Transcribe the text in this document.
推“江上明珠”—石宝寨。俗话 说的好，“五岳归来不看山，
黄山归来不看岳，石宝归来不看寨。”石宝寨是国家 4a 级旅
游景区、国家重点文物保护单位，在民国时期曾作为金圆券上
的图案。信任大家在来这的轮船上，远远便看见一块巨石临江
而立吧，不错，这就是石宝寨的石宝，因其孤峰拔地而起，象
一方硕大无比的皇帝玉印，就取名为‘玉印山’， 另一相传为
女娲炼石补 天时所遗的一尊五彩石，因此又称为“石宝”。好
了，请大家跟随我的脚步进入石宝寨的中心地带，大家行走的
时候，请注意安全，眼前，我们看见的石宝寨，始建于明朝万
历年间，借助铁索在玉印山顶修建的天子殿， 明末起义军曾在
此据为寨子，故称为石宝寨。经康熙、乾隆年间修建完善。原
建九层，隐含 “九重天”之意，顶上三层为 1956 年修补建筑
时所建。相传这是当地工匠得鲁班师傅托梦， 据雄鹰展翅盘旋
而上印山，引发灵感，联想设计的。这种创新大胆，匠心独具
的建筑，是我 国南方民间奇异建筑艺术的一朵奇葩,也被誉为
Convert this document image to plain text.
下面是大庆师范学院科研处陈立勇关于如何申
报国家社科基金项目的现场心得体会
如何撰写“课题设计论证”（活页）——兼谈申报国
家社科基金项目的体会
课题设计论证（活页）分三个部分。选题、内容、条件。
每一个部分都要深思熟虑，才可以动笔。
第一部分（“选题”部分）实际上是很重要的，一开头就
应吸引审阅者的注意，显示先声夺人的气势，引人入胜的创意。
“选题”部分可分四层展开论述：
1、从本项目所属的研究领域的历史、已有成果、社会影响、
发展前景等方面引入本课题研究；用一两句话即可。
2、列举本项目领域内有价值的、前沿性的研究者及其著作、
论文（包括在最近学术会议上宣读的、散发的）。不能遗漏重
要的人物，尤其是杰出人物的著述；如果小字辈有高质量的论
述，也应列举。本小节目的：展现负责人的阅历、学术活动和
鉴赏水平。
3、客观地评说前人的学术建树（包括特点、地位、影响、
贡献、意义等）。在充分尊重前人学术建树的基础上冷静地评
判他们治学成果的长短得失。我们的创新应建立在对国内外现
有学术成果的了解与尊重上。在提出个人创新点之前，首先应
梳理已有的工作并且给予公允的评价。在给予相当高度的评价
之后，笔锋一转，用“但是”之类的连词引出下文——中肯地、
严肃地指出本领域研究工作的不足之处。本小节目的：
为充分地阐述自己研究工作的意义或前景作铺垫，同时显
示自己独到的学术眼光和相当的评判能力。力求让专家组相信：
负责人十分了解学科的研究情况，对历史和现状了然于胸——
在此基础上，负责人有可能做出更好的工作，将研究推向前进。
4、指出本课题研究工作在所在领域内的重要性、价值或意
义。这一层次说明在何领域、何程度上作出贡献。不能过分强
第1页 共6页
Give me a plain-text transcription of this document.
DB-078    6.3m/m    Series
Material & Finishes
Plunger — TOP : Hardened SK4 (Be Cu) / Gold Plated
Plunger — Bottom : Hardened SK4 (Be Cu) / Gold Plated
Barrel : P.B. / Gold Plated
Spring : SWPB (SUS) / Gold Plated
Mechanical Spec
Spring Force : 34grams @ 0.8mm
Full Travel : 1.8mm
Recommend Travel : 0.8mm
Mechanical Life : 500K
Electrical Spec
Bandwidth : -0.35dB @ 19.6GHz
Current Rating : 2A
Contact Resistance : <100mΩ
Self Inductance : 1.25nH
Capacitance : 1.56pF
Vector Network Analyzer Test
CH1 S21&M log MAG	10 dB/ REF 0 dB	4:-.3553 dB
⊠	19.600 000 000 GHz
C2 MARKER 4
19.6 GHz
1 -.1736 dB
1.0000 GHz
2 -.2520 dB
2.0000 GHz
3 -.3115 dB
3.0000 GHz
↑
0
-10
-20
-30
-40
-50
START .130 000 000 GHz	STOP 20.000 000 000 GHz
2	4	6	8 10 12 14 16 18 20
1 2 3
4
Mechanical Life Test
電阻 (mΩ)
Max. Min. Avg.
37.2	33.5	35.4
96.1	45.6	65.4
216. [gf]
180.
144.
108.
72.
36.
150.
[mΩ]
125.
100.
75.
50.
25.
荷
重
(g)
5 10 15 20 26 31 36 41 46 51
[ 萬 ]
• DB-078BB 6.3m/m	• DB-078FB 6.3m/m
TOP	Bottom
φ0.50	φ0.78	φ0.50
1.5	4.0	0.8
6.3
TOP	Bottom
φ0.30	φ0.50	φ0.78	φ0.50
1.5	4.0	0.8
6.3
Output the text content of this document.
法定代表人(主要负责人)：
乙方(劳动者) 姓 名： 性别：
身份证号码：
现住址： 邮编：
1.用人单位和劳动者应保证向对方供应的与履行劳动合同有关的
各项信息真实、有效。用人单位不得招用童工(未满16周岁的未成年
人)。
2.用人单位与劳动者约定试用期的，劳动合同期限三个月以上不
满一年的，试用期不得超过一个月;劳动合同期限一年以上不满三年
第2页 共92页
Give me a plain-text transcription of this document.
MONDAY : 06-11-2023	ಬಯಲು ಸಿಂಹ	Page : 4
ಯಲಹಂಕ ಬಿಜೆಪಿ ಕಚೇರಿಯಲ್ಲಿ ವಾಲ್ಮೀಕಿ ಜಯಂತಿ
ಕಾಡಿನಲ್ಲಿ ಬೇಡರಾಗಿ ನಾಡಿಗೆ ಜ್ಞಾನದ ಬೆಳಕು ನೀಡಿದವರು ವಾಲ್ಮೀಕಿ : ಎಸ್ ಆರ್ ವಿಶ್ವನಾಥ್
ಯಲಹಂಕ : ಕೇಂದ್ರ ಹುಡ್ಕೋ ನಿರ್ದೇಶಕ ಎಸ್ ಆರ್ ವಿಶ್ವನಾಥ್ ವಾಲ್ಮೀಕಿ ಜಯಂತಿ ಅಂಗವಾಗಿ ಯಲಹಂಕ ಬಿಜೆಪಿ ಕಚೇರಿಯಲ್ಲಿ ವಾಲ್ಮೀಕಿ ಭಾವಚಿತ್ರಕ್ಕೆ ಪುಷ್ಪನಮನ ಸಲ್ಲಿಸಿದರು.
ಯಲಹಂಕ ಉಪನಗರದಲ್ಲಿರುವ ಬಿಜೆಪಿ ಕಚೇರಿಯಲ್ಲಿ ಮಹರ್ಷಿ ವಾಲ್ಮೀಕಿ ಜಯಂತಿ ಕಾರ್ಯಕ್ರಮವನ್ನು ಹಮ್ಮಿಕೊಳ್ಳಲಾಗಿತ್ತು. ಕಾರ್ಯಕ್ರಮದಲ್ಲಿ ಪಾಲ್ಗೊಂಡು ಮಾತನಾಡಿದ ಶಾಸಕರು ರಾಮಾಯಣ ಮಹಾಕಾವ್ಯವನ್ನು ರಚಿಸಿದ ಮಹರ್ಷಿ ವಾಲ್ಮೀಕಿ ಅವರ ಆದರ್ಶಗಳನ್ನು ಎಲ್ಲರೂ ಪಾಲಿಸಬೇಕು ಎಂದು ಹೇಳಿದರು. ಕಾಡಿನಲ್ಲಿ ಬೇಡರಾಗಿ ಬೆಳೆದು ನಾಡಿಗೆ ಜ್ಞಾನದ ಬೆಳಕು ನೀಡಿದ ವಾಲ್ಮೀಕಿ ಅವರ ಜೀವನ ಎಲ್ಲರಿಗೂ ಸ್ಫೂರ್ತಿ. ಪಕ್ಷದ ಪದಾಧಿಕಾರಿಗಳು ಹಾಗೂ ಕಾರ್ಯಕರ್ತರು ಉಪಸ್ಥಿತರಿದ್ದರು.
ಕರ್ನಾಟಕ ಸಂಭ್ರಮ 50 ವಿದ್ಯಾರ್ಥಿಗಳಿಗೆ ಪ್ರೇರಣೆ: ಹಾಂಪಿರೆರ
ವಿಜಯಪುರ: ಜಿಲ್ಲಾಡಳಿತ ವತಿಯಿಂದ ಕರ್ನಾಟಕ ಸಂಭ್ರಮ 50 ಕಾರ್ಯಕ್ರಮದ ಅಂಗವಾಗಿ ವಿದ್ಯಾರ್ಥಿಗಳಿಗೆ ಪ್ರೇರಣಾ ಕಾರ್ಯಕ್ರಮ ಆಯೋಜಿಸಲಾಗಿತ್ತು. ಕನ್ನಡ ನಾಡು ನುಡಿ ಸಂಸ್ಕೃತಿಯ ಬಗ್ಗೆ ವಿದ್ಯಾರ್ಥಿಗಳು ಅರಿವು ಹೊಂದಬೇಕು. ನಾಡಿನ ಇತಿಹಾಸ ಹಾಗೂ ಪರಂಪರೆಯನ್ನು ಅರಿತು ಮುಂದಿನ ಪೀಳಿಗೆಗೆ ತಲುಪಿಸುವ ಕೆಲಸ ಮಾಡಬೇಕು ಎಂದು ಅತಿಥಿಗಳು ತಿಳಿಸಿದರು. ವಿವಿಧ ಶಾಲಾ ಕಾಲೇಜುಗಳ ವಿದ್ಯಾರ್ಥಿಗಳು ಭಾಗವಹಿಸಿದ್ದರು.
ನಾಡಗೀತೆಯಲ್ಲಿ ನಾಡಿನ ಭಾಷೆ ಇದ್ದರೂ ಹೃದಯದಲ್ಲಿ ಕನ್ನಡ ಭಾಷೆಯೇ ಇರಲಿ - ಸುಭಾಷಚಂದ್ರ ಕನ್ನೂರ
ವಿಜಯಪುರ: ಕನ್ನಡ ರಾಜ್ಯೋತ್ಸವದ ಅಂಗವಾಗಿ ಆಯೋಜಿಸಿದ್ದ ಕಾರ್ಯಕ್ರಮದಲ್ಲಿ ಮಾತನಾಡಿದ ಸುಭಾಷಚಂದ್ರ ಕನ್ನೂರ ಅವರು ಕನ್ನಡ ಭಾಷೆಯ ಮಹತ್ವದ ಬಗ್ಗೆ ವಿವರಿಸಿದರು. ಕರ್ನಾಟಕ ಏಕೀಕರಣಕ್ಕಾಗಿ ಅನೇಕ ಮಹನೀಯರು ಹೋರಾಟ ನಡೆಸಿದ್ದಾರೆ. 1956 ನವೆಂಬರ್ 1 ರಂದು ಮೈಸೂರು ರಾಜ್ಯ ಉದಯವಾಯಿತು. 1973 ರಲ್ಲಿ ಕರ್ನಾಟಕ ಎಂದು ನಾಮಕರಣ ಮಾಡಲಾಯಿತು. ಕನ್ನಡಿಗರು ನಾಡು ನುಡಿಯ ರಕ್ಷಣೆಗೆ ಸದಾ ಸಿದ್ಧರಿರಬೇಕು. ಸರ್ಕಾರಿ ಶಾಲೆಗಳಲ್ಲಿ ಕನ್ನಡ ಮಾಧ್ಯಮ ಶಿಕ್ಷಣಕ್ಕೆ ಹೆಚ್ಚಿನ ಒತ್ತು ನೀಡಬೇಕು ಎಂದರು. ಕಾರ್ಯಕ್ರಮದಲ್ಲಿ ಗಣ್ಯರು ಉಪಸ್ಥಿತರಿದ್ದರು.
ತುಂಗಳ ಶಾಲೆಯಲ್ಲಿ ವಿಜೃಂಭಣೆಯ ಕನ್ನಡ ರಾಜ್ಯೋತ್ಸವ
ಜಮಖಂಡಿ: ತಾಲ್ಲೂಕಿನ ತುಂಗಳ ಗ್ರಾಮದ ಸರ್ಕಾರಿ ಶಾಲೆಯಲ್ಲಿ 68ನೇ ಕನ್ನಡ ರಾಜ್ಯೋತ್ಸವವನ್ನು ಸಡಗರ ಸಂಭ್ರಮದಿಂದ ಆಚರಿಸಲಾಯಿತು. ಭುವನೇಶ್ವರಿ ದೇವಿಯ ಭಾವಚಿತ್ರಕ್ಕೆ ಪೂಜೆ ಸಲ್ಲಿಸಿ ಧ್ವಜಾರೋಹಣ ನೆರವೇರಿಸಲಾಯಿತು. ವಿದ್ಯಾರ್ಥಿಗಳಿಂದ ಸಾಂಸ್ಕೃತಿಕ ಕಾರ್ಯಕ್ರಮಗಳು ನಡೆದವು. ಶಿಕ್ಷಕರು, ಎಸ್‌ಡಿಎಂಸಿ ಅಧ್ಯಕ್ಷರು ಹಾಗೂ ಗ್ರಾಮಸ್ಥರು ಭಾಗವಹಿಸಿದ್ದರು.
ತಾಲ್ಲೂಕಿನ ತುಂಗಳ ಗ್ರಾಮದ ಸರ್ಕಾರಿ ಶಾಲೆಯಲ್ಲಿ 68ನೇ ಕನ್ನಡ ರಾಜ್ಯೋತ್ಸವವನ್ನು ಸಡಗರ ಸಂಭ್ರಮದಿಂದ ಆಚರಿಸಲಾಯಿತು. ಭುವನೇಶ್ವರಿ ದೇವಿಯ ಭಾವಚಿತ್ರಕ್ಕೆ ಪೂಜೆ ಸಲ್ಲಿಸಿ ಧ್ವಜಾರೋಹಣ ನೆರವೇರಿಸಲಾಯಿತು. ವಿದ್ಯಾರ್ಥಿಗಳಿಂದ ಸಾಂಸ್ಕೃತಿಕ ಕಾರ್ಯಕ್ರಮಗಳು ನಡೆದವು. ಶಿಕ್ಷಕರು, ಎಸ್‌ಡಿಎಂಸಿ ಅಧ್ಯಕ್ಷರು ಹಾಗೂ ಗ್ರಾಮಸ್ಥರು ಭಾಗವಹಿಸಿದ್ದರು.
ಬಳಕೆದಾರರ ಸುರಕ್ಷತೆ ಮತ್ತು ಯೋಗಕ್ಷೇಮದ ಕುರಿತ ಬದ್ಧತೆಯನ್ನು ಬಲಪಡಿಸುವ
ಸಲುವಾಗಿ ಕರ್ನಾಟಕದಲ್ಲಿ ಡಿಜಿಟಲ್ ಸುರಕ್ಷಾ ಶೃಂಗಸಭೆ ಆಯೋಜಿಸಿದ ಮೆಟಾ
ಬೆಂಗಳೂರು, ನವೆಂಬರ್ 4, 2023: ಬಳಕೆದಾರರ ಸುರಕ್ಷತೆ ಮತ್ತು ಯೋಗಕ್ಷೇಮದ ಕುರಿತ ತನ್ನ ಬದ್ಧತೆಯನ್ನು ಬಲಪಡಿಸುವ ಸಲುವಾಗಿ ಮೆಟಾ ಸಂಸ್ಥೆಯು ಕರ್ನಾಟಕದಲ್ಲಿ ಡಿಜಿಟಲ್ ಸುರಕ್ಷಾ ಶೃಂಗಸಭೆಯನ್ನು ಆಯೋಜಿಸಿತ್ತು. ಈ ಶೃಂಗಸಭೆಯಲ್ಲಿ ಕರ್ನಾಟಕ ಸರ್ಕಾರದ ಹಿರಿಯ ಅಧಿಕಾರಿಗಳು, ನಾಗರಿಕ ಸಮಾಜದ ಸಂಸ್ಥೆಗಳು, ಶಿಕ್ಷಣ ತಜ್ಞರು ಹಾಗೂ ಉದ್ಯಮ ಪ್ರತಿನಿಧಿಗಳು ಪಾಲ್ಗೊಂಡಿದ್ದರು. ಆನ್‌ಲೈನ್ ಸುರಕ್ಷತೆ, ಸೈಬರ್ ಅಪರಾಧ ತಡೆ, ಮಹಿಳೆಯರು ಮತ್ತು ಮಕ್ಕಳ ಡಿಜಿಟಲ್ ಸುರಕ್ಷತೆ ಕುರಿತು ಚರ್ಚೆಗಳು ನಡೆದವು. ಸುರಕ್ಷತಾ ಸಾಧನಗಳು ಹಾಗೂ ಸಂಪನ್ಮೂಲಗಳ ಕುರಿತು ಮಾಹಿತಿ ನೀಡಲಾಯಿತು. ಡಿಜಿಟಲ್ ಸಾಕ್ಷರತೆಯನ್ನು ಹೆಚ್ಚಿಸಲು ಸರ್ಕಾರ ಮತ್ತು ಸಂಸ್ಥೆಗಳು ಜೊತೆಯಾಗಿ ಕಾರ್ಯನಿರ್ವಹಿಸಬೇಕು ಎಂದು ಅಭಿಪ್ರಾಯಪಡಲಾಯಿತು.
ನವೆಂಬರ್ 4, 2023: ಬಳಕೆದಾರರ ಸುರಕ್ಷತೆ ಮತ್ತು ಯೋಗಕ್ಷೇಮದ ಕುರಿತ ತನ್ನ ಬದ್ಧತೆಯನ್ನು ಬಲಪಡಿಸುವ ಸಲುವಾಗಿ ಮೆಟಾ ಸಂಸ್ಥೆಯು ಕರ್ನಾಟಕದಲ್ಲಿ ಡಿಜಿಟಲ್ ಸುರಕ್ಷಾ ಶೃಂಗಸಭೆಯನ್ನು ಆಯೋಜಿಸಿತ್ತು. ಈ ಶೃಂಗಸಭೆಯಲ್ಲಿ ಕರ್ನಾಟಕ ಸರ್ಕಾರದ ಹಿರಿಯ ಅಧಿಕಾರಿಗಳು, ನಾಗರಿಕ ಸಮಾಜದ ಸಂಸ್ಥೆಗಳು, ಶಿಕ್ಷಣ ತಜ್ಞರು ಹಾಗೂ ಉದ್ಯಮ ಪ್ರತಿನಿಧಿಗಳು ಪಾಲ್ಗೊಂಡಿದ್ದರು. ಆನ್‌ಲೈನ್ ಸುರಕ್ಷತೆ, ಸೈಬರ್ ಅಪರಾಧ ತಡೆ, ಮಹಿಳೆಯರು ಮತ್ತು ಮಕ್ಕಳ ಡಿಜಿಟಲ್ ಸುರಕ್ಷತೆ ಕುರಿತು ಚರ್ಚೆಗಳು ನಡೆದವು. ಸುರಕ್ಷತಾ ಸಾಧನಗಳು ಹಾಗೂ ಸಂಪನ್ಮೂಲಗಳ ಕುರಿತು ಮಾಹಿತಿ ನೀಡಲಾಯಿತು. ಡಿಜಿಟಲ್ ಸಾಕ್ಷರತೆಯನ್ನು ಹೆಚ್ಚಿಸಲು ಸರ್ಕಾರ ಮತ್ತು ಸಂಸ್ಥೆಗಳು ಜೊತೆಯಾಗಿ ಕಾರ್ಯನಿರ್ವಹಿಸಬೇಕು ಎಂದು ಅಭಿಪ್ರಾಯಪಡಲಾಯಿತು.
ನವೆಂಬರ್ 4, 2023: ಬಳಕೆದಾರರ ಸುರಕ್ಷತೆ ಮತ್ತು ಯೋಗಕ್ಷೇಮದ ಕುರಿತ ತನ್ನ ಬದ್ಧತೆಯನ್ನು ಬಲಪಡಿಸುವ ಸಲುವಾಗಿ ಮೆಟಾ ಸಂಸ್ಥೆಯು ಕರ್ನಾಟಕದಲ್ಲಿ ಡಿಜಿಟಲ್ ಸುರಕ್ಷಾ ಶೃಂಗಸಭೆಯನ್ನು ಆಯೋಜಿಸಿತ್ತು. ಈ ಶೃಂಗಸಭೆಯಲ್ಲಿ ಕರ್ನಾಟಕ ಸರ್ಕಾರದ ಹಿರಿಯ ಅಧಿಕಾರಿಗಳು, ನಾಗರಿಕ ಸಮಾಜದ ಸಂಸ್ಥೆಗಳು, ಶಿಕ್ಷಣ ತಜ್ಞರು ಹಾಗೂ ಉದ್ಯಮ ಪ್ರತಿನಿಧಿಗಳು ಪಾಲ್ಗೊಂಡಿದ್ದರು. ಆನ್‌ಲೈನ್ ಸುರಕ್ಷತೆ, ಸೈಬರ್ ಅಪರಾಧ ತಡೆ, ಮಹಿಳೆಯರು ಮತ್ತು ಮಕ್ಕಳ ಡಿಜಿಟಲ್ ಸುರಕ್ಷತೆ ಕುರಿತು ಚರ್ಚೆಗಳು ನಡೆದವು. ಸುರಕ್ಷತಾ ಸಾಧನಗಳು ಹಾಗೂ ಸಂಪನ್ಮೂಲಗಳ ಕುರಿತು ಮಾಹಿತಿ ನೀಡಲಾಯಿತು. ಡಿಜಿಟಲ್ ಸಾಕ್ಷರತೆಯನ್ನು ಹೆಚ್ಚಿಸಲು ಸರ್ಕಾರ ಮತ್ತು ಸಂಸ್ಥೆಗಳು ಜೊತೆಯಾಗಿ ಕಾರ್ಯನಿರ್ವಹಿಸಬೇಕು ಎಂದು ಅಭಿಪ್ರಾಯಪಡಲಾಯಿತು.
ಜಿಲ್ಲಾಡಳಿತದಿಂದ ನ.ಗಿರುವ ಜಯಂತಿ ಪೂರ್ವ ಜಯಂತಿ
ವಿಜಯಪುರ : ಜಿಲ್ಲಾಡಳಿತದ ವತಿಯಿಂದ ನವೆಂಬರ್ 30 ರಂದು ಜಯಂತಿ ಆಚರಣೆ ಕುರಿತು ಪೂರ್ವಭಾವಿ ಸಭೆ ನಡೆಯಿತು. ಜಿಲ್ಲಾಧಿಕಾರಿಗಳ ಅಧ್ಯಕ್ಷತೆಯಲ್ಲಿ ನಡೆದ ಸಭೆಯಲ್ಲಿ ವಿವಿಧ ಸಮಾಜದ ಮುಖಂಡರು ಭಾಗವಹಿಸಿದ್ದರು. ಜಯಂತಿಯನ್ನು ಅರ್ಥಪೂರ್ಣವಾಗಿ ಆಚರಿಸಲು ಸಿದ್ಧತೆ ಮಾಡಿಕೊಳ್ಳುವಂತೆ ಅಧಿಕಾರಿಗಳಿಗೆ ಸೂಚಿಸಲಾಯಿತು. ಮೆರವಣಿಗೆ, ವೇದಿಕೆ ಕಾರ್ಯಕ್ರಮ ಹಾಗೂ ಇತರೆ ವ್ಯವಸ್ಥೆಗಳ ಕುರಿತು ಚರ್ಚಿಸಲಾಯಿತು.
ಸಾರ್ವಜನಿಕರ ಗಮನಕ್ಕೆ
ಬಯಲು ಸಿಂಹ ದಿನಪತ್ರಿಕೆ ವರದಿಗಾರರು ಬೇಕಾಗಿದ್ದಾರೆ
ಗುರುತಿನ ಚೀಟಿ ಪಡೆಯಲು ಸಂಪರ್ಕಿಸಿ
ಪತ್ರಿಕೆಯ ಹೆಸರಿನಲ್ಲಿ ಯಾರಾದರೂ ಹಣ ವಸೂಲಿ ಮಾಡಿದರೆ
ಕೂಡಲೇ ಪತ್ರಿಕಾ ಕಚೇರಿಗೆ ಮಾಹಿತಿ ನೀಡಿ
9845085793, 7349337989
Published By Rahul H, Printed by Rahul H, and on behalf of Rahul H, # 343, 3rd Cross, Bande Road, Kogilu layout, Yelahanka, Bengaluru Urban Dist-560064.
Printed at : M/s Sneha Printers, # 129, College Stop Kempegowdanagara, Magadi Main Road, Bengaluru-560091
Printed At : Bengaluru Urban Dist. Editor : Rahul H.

● **What is required**:
Copy all lines from the entries that contain the word "this".

● **Written solution**:
Transcribe the text in this document.
Convert this document image to plain text.
Give me a plain-text transcription of this document.
Output the text content of this document.
Give me a plain-text transcription of this document.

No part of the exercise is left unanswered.